What to do
Copy each line that contains the word "Abfluss".

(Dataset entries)

****************************************

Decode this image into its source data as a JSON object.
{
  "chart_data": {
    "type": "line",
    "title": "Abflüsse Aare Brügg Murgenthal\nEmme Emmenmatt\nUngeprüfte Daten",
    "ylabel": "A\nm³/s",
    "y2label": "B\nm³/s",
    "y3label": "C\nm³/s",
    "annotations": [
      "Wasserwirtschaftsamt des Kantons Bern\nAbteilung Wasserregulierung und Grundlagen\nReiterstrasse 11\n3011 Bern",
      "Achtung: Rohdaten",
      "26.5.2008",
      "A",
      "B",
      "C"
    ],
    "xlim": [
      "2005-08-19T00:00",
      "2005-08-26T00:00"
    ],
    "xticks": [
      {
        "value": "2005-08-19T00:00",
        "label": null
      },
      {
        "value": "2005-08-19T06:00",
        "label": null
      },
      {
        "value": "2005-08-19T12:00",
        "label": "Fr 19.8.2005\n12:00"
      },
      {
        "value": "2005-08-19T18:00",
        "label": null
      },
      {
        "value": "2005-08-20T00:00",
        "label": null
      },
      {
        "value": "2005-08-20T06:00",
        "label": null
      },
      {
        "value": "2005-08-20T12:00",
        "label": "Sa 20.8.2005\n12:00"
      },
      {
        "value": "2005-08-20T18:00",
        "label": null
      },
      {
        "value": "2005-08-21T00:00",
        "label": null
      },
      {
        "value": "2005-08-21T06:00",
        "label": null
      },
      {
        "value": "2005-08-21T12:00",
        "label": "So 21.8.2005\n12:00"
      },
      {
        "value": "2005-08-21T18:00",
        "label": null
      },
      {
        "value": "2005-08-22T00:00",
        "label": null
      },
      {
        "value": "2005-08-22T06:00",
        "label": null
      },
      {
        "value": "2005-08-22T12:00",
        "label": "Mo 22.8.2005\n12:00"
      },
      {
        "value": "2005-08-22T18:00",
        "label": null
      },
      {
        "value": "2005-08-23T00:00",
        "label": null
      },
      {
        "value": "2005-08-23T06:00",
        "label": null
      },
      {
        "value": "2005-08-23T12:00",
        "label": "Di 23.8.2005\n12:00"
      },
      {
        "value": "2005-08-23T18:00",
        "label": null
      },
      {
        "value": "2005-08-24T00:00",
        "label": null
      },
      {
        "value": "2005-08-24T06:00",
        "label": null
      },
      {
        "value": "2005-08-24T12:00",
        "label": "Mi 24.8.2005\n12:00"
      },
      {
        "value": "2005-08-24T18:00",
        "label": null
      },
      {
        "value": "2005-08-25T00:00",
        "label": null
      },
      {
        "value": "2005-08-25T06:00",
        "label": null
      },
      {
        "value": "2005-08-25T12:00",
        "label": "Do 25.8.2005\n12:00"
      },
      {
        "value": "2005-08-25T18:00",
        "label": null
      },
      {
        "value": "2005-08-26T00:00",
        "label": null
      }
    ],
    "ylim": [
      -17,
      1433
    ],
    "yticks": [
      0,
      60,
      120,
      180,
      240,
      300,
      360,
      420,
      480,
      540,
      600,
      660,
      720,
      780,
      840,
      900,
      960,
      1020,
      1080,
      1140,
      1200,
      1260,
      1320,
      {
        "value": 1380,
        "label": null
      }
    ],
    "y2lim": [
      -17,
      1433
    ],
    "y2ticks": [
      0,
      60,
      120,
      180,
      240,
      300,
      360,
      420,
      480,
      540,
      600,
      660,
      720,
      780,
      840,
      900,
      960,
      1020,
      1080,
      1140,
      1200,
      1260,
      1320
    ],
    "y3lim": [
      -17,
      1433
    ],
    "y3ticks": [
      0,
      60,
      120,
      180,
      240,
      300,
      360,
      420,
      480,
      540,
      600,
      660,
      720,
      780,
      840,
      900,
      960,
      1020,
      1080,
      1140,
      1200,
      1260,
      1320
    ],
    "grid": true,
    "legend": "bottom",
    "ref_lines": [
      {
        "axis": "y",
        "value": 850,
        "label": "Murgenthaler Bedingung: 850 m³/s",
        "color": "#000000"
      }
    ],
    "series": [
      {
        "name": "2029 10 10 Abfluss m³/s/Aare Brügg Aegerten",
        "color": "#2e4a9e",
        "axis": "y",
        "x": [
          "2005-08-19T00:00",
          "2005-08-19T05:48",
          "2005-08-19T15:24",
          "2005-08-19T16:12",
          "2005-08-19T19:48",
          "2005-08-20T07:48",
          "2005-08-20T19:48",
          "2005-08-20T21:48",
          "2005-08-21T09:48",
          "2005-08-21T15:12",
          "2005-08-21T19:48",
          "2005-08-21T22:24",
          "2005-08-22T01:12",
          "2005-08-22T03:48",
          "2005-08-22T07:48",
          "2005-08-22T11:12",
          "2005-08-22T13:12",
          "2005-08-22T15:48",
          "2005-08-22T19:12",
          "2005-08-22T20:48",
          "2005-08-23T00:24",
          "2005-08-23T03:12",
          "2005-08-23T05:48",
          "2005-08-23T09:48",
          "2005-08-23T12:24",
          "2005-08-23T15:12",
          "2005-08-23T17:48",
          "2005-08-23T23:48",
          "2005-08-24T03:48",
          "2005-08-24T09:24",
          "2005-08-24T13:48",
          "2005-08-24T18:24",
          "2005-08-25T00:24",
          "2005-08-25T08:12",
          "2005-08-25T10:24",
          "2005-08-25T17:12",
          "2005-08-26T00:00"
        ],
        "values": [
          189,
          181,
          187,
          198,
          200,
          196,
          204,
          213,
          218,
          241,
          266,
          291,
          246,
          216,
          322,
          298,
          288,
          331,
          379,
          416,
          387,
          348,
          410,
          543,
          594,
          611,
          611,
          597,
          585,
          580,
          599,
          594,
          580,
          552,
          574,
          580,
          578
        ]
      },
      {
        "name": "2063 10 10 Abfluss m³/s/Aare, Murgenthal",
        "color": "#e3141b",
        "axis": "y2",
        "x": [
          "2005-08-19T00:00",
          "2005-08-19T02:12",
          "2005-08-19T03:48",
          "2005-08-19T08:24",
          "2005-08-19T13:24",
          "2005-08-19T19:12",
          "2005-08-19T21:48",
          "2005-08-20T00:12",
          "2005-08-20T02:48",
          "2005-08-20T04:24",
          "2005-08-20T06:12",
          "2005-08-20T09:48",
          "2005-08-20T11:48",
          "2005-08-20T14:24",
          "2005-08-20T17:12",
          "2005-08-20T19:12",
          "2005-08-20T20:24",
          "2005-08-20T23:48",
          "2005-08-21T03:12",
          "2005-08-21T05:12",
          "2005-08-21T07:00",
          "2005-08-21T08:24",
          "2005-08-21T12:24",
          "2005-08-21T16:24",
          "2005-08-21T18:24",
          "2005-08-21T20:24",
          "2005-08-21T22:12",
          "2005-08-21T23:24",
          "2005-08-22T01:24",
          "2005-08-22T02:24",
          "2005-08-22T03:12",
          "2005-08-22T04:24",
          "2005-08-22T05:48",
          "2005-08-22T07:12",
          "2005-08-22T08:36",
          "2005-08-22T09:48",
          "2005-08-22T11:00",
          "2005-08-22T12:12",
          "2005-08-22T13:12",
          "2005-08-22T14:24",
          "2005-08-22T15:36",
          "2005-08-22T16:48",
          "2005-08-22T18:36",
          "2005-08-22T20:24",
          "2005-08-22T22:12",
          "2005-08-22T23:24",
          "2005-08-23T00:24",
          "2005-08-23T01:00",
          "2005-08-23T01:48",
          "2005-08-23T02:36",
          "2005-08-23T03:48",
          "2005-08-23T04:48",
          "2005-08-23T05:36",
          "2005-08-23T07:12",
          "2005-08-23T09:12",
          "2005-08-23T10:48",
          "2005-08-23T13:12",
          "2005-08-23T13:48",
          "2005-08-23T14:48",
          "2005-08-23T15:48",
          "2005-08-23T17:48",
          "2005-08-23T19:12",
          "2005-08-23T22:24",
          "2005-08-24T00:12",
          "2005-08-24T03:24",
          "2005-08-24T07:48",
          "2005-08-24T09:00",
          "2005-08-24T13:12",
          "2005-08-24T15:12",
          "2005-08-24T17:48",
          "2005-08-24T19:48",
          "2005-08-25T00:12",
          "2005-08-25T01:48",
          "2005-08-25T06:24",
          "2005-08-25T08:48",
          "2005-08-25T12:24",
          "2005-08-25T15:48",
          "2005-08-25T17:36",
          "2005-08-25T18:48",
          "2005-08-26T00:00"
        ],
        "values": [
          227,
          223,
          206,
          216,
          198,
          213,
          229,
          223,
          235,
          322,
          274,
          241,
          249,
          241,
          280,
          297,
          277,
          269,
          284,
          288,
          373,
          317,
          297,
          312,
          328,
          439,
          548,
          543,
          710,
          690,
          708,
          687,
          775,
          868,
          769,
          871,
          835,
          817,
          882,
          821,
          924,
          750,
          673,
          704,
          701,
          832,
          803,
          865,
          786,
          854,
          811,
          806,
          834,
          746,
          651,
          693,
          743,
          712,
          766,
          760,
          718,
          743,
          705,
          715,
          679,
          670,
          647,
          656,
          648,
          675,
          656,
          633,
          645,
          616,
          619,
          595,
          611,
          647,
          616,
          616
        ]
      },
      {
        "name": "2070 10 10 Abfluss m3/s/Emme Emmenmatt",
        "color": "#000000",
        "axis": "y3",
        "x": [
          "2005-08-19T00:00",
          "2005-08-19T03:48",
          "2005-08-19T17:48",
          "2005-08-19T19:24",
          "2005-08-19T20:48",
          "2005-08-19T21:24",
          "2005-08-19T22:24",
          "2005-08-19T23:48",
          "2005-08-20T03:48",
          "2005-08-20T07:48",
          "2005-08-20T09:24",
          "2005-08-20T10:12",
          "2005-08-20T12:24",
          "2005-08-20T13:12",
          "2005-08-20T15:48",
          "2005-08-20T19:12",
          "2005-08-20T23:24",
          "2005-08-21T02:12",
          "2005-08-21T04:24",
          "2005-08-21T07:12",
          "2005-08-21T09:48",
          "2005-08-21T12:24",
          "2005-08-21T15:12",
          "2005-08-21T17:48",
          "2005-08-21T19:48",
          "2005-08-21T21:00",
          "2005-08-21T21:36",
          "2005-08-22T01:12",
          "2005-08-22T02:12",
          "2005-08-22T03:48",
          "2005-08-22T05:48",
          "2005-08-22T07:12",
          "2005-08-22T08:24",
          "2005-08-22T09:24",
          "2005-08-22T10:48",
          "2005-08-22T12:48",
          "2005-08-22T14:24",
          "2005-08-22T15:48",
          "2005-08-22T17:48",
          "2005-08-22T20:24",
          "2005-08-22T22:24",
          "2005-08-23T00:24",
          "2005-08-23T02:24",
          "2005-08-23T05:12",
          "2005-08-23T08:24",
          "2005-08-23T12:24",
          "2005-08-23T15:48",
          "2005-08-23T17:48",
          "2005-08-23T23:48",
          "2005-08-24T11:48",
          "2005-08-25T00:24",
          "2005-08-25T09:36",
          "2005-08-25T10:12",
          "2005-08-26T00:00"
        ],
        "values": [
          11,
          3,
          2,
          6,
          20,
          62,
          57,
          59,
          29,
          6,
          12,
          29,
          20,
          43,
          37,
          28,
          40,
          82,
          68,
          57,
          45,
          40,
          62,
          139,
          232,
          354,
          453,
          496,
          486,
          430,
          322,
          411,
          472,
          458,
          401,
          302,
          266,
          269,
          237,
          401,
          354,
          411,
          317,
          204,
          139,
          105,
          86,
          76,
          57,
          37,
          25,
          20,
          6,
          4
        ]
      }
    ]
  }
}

****************************************

Solution to the exercise
        "name": "2029 10 10 Abfluss m³/s/Aare Brügg Aegerten",
        "name": "2063 10 10 Abfluss m³/s/Aare, Murgenthal",
        "name": "2070 10 10 Abfluss m3/s/Emme Emmenmatt",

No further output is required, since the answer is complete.